*WHAT NEEDS TO BE DONE*.
Sort through the data and copy the lines holding the word "BoomPilot".

[Records contained in a dataset]
----

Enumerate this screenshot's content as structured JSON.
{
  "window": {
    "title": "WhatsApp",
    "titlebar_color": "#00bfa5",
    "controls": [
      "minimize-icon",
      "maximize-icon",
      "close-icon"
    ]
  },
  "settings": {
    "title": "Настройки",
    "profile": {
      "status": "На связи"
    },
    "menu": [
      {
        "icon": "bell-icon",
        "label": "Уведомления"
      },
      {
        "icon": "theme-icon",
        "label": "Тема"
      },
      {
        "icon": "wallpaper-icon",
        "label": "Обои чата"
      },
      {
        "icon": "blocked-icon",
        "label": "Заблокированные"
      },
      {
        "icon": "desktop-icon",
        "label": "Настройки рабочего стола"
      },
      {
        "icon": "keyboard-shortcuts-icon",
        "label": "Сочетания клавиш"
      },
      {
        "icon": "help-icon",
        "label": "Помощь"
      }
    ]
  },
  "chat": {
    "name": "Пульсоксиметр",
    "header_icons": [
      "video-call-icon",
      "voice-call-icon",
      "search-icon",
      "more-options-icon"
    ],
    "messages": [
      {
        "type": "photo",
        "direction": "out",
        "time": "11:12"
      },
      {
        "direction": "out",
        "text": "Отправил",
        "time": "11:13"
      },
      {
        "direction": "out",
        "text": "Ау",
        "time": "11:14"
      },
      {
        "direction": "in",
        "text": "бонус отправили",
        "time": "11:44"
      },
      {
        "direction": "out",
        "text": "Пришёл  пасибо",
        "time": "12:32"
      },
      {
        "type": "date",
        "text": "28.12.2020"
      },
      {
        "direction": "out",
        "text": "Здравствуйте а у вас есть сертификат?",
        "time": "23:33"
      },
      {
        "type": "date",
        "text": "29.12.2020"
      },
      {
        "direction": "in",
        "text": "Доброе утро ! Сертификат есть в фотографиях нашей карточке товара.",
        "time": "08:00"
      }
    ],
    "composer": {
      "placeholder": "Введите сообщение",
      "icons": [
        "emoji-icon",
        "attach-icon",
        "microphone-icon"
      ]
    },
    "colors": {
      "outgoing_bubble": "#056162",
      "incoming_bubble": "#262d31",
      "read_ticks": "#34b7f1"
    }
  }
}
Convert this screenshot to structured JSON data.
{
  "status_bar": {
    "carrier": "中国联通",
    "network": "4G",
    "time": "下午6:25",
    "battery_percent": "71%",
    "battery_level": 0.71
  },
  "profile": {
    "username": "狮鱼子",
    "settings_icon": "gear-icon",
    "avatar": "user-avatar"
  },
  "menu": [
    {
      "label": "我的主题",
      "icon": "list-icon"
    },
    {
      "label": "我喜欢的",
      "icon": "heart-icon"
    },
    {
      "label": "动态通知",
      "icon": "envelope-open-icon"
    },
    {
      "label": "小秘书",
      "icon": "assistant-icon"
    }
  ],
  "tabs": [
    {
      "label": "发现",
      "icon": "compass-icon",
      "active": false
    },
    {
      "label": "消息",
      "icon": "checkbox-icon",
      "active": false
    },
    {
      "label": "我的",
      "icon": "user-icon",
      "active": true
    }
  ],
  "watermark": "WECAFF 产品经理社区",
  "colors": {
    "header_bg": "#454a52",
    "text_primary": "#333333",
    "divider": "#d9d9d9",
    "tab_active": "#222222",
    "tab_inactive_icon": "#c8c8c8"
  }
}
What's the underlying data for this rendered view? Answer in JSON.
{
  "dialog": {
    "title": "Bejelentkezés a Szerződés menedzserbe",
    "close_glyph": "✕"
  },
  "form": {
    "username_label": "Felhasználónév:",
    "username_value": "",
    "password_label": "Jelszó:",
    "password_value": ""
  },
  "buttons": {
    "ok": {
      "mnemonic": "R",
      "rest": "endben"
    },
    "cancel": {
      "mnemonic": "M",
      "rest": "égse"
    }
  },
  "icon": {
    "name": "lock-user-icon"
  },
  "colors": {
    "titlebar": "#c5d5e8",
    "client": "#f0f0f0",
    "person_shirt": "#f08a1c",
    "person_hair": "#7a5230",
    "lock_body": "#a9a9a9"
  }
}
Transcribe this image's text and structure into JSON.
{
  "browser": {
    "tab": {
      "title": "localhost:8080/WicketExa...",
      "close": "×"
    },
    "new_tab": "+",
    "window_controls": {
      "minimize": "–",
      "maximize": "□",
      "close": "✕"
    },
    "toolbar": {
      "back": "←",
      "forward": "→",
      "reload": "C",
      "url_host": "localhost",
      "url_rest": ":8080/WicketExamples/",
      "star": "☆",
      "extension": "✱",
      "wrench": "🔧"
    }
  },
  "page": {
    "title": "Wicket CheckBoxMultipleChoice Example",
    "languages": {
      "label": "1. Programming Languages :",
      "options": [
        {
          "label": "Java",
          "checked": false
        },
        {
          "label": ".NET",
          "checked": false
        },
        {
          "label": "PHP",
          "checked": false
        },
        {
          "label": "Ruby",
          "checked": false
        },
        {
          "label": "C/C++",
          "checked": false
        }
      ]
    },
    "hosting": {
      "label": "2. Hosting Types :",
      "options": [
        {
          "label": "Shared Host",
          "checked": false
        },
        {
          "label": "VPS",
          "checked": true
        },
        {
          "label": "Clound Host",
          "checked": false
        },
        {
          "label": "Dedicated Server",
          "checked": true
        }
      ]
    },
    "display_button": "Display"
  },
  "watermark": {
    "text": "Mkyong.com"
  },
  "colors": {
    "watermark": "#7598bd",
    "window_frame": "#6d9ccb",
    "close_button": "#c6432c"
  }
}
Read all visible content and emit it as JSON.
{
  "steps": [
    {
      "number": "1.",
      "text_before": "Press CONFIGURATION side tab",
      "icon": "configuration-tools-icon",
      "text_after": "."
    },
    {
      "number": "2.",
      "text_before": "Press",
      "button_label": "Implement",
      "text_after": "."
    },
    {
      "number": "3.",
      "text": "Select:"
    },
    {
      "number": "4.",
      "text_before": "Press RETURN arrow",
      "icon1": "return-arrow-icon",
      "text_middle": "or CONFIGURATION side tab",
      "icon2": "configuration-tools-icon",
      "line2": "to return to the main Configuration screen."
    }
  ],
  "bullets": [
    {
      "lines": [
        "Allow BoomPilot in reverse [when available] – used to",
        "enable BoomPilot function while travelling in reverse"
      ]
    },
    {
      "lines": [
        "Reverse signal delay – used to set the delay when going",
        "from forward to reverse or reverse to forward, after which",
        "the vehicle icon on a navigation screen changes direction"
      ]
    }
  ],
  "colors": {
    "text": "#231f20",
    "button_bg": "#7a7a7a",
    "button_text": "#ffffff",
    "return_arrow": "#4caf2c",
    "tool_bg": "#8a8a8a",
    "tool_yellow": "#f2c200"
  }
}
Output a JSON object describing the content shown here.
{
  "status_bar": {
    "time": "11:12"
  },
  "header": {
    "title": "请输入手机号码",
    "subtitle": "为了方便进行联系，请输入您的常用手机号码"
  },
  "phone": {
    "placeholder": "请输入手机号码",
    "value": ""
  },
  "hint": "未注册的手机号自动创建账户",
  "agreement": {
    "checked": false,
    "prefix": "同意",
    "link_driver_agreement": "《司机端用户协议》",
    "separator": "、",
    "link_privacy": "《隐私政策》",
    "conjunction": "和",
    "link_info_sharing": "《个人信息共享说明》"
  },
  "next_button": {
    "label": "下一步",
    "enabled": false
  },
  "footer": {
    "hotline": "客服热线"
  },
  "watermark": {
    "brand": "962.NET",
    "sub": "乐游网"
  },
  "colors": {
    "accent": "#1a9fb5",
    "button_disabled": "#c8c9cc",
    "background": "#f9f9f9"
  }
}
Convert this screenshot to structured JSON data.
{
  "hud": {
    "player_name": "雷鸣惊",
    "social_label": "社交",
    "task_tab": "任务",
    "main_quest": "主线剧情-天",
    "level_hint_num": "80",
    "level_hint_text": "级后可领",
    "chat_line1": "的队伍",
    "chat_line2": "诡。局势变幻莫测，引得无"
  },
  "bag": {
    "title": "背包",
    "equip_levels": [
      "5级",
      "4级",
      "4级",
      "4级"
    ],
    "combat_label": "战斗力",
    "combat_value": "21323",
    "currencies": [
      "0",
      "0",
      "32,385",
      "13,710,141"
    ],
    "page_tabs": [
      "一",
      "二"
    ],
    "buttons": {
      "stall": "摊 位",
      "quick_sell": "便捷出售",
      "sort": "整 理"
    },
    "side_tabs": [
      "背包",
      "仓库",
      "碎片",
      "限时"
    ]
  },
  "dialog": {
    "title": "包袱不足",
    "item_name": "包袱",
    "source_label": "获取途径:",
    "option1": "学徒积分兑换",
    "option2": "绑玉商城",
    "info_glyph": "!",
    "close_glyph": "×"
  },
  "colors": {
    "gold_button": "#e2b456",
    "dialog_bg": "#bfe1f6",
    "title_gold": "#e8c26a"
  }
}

----

*TASK ANSWER*.
        "Allow BoomPilot in reverse [when available] – used to",
        "enable BoomPilot function while travelling in reverse"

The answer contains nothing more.